_Exercise goal_
Repeat every line of the listing below exactly, minus the pictures.
--------
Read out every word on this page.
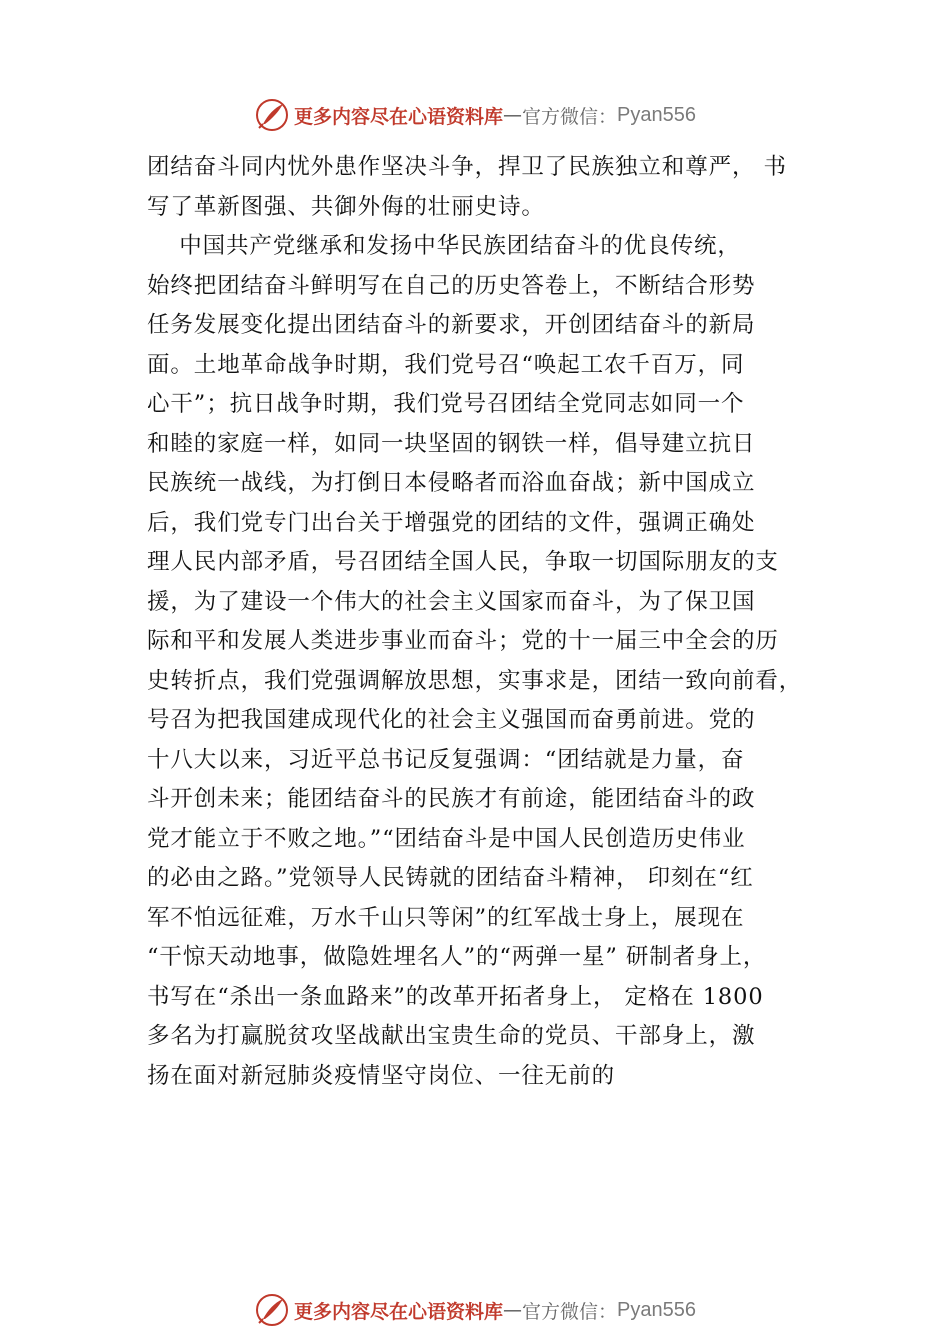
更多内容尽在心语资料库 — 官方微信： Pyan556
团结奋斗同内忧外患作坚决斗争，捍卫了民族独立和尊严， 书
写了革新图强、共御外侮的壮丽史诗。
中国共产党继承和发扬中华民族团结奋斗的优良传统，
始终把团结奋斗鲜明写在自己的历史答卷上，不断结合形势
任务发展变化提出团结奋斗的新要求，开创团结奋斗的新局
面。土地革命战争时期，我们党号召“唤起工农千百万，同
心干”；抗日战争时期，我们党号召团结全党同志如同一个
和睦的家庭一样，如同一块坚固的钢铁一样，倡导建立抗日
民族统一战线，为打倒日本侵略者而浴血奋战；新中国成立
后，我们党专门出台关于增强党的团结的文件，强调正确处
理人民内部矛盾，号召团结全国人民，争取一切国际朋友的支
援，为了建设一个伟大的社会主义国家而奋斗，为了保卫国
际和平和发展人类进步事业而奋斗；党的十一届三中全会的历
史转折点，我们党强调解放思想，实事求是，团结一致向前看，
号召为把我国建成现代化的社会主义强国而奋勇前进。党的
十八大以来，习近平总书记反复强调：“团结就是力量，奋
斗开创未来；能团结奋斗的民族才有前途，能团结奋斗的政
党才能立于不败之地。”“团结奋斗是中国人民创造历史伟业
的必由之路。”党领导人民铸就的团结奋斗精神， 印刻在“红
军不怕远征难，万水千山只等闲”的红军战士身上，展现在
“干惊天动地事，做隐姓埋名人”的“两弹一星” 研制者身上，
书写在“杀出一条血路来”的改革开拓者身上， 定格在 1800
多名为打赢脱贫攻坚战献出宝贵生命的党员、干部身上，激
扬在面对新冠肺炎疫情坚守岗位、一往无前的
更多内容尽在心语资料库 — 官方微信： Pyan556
--------
_Reply_
Read out every word on this page.
更多内容尽在心语资料库 — 官方微信： Pyan556
团结奋斗同内忧外患作坚决斗争，捍卫了民族独立和尊严， 书
写了革新图强、共御外侮的壮丽史诗。
中国共产党继承和发扬中华民族团结奋斗的优良传统，
始终把团结奋斗鲜明写在自己的历史答卷上，不断结合形势
任务发展变化提出团结奋斗的新要求，开创团结奋斗的新局
面。土地革命战争时期，我们党号召“唤起工农千百万，同
心干”；抗日战争时期，我们党号召团结全党同志如同一个
和睦的家庭一样，如同一块坚固的钢铁一样，倡导建立抗日
民族统一战线，为打倒日本侵略者而浴血奋战；新中国成立
后，我们党专门出台关于增强党的团结的文件，强调正确处
理人民内部矛盾，号召团结全国人民，争取一切国际朋友的支
援，为了建设一个伟大的社会主义国家而奋斗，为了保卫国
际和平和发展人类进步事业而奋斗；党的十一届三中全会的历
史转折点，我们党强调解放思想，实事求是，团结一致向前看，
号召为把我国建成现代化的社会主义强国而奋勇前进。党的
十八大以来，习近平总书记反复强调：“团结就是力量，奋
斗开创未来；能团结奋斗的民族才有前途，能团结奋斗的政
党才能立于不败之地。”“团结奋斗是中国人民创造历史伟业
的必由之路。”党领导人民铸就的团结奋斗精神， 印刻在“红
军不怕远征难，万水千山只等闲”的红军战士身上，展现在
“干惊天动地事，做隐姓埋名人”的“两弹一星” 研制者身上，
书写在“杀出一条血路来”的改革开拓者身上， 定格在 1800
多名为打赢脱贫攻坚战献出宝贵生命的党员、干部身上，激
扬在面对新冠肺炎疫情坚守岗位、一往无前的
更多内容尽在心语资料库 — 官方微信： Pyan556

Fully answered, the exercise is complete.